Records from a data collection
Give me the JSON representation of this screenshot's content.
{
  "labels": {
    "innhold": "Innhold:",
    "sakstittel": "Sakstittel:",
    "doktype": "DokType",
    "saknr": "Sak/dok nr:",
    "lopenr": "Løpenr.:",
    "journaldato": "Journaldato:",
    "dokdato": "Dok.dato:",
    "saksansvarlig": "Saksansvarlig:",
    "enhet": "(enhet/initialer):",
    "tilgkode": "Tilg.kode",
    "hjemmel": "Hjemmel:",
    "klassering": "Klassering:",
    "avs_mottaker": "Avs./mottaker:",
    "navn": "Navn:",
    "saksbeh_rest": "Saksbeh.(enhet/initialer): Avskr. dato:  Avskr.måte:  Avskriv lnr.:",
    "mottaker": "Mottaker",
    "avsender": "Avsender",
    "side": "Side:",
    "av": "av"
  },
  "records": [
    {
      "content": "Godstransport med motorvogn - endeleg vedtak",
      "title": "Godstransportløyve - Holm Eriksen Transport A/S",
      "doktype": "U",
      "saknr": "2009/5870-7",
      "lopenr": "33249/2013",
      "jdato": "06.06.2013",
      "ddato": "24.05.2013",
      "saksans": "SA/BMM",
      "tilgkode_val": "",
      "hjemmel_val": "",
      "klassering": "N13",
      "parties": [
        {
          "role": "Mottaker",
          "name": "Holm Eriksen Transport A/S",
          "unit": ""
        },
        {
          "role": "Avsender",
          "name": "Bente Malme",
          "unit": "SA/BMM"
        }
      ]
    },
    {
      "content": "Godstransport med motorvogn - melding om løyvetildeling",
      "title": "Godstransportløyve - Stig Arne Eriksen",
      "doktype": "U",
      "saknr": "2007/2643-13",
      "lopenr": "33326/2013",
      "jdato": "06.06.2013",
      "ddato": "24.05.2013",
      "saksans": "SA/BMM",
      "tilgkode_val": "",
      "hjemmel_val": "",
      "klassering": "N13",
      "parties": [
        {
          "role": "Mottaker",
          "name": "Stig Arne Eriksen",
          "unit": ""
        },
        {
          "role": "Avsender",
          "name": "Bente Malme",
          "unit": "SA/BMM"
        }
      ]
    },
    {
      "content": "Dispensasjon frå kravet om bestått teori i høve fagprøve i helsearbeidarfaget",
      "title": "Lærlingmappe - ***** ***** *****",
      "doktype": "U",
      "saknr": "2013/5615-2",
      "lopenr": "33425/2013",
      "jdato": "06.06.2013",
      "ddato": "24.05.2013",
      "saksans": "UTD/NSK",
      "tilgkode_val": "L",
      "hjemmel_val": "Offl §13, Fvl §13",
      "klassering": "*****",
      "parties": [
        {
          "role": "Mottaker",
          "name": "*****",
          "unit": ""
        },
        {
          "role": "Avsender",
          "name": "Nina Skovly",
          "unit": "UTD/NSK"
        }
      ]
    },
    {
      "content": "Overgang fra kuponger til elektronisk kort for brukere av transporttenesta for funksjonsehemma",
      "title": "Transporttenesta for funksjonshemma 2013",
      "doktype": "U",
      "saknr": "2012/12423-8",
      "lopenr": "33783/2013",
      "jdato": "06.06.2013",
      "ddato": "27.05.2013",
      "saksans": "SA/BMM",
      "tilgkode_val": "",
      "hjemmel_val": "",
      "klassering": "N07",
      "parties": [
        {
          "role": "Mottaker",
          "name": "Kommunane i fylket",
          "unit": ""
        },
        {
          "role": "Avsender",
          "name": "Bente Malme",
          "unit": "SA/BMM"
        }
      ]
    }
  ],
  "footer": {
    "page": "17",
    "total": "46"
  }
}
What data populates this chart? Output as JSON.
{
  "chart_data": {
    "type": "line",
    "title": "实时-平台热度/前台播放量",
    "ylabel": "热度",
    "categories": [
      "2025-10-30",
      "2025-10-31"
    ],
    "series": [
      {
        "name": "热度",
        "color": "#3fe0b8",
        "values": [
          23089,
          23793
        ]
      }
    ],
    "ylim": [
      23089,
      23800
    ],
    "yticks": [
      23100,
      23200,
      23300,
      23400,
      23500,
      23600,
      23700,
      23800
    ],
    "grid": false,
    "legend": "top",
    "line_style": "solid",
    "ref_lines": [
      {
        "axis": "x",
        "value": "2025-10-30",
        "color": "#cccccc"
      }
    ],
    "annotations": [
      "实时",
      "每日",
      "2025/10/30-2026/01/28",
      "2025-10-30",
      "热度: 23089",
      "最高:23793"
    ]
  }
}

> **Requirement**
Recopy the entries above in their entirety, exactly.

> **Response for this exercise**
Give me the JSON representation of this screenshot's content.
{
  "labels": {
    "innhold": "Innhold:",
    "sakstittel": "Sakstittel:",
    "doktype": "DokType",
    "saknr": "Sak/dok nr:",
    "lopenr": "Løpenr.:",
    "journaldato": "Journaldato:",
    "dokdato": "Dok.dato:",
    "saksansvarlig": "Saksansvarlig:",
    "enhet": "(enhet/initialer):",
    "tilgkode": "Tilg.kode",
    "hjemmel": "Hjemmel:",
    "klassering": "Klassering:",
    "avs_mottaker": "Avs./mottaker:",
    "navn": "Navn:",
    "saksbeh_rest": "Saksbeh.(enhet/initialer): Avskr. dato:  Avskr.måte:  Avskriv lnr.:",
    "mottaker": "Mottaker",
    "avsender": "Avsender",
    "side": "Side:",
    "av": "av"
  },
  "records": [
    {
      "content": "Godstransport med motorvogn - endeleg vedtak",
      "title": "Godstransportløyve - Holm Eriksen Transport A/S",
      "doktype": "U",
      "saknr": "2009/5870-7",
      "lopenr": "33249/2013",
      "jdato": "06.06.2013",
      "ddato": "24.05.2013",
      "saksans": "SA/BMM",
      "tilgkode_val": "",
      "hjemmel_val": "",
      "klassering": "N13",
      "parties": [
        {
          "role": "Mottaker",
          "name": "Holm Eriksen Transport A/S",
          "unit": ""
        },
        {
          "role": "Avsender",
          "name": "Bente Malme",
          "unit": "SA/BMM"
        }
      ]
    },
    {
      "content": "Godstransport med motorvogn - melding om løyvetildeling",
      "title": "Godstransportløyve - Stig Arne Eriksen",
      "doktype": "U",
      "saknr": "2007/2643-13",
      "lopenr": "33326/2013",
      "jdato": "06.06.2013",
      "ddato": "24.05.2013",
      "saksans": "SA/BMM",
      "tilgkode_val": "",
      "hjemmel_val": "",
      "klassering": "N13",
      "parties": [
        {
          "role": "Mottaker",
          "name": "Stig Arne Eriksen",
          "unit": ""
        },
        {
          "role": "Avsender",
          "name": "Bente Malme",
          "unit": "SA/BMM"
        }
      ]
    },
    {
      "content": "Dispensasjon frå kravet om bestått teori i høve fagprøve i helsearbeidarfaget",
      "title": "Lærlingmappe - ***** ***** *****",
      "doktype": "U",
      "saknr": "2013/5615-2",
      "lopenr": "33425/2013",
      "jdato": "06.06.2013",
      "ddato": "24.05.2013",
      "saksans": "UTD/NSK",
      "tilgkode_val": "L",
      "hjemmel_val": "Offl §13, Fvl §13",
      "klassering": "*****",
      "parties": [
        {
          "role": "Mottaker",
          "name": "*****",
          "unit": ""
        },
        {
          "role": "Avsender",
          "name": "Nina Skovly",
          "unit": "UTD/NSK"
        }
      ]
    },
    {
      "content": "Overgang fra kuponger til elektronisk kort for brukere av transporttenesta for funksjonsehemma",
      "title": "Transporttenesta for funksjonshemma 2013",
      "doktype": "U",
      "saknr": "2012/12423-8",
      "lopenr": "33783/2013",
      "jdato": "06.06.2013",
      "ddato": "27.05.2013",
      "saksans": "SA/BMM",
      "tilgkode_val": "",
      "hjemmel_val": "",
      "klassering": "N07",
      "parties": [
        {
          "role": "Mottaker",
          "name": "Kommunane i fylket",
          "unit": ""
        },
        {
          "role": "Avsender",
          "name": "Bente Malme",
          "unit": "SA/BMM"
        }
      ]
    }
  ],
  "footer": {
    "page": "17",
    "total": "46"
  }
}
What data populates this chart? Output as JSON.
{
  "chart_data": {
    "type": "line",
    "title": "实时-平台热度/前台播放量",
    "ylabel": "热度",
    "categories": [
      "2025-10-30",
      "2025-10-31"
    ],
    "series": [
      {
        "name": "热度",
        "color": "#3fe0b8",
        "values": [
          23089,
          23793
        ]
      }
    ],
    "ylim": [
      23089,
      23800
    ],
    "yticks": [
      23100,
      23200,
      23300,
      23400,
      23500,
      23600,
      23700,
      23800
    ],
    "grid": false,
    "legend": "top",
    "line_style": "solid",
    "ref_lines": [
      {
        "axis": "x",
        "value": "2025-10-30",
        "color": "#cccccc"
      }
    ],
    "annotations": [
      "实时",
      "每日",
      "2025/10/30-2026/01/28",
      "2025-10-30",
      "热度: 23089",
      "最高:23793"
    ]
  }
}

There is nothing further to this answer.